# INSTRUCTIONS TO FOLLOW:
Search the entries for the word "Semarang" and pull out each line that has it.

# DATA FOR THIS EXERCISE:
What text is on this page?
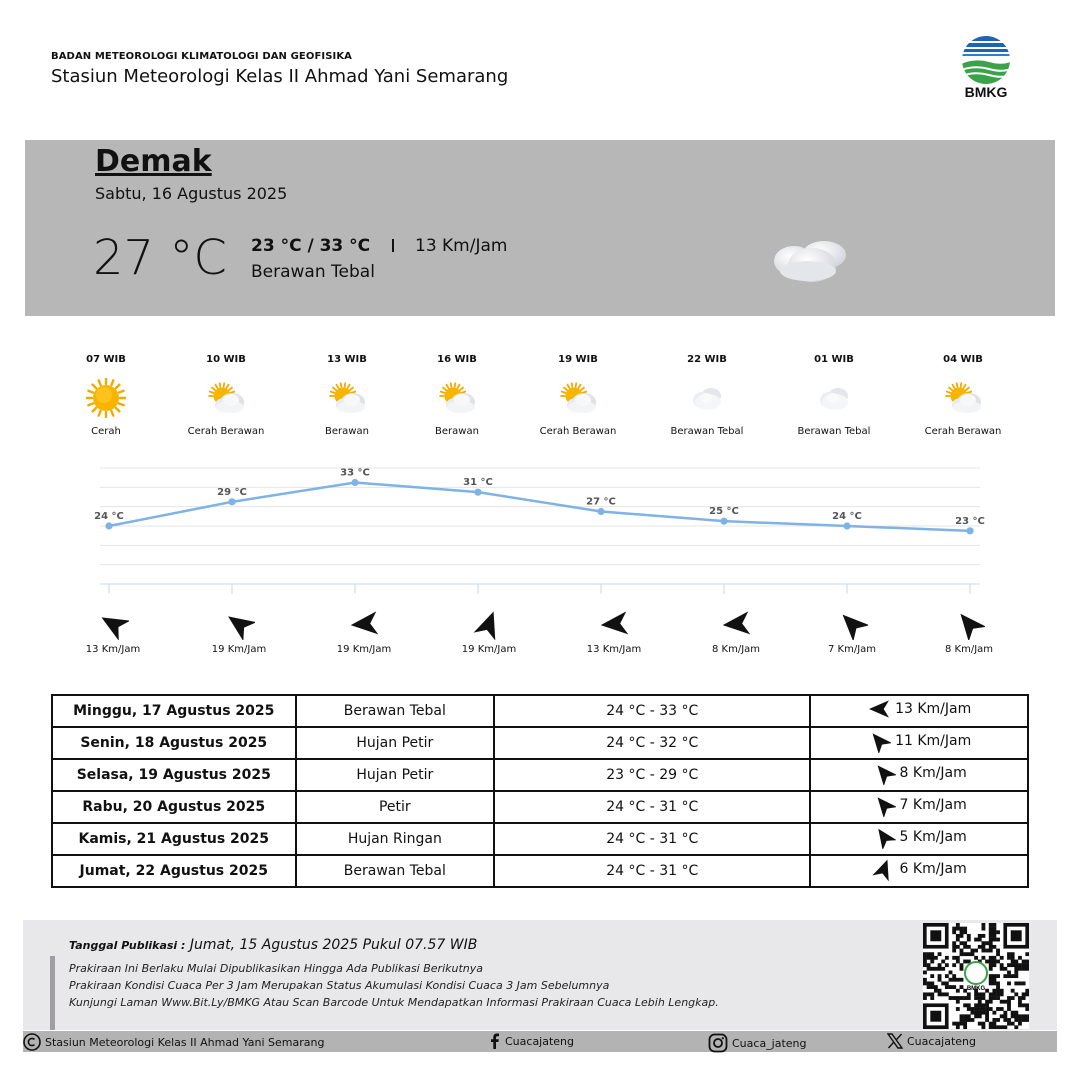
BADAN METEOROLOGI KLIMATOLOGI DAN GEOFISIKA
Stasiun Meteorologi Kelas II Ahmad Yani Semarang
BMKG
Demak
Sabtu, 16 Agustus 2025
27 °C 23 °C / 33 °C	13 Km/Jam
Berawan Tebal
07 WIB
Cerah
10 WIB
Cerah Berawan
13 WIB
Berawan
16 WIB
Berawan
19 WIB
Cerah Berawan
22 WIB
Berawan Tebal
01 WIB
Berawan Tebal
04 WIB
Cerah Berawan
24 °C
29 °C
33 °C
31 °C
27 °C
25 °C	24 °C	23 °C
13 Km/Jam	19 Km/Jam	19 Km/Jam	19 Km/Jam	13 Km/Jam	8 Km/Jam	7 Km/Jam	8 Km/Jam
Minggu, 17 Agustus 2025	Berawan Tebal	24 °C - 33 °C	13 Km/Jam

Senin, 18 Agustus 2025	Hujan Petir	24 °C - 32 °C	11 Km/Jam

Selasa, 19 Agustus 2025	Hujan Petir	23 °C - 29 °C	8 Km/Jam

Rabu, 20 Agustus 2025	Petir	24 °C - 31 °C	7 Km/Jam

Kamis, 21 Agustus 2025	Hujan Ringan	24 °C - 31 °C	5 Km/Jam

Jumat, 22 Agustus 2025	Berawan Tebal	24 °C - 31 °C	6 Km/Jam
Tanggal Publikasi : Jumat, 15 Agustus 2025 Pukul 07.57 WIB
Prakiraan Ini Berlaku Mulai Dipublikasikan Hingga Ada Publikasi Berikutnya
Prakiraan Kondisi Cuaca Per 3 Jam Merupakan Status Akumulasi Kondisi Cuaca 3 Jam Sebelumnya
Kunjungi Laman Www.Bit.Ly/BMKG Atau Scan Barcode Untuk Mendapatkan Informasi Prakiraan Cuaca Lebih Lengkap.
BMKG
Stasiun Meteorologi Kelas II Ahmad Yani Semarang	Cuacajateng	Cuaca_jateng	Cuacajateng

# EXERCISE SOLUTION:
Stasiun Meteorologi Kelas II Ahmad Yani Semarang
Stasiun Meteorologi Kelas II Ahmad Yani Semarang	Cuacajateng	Cuaca_jateng	Cuacajateng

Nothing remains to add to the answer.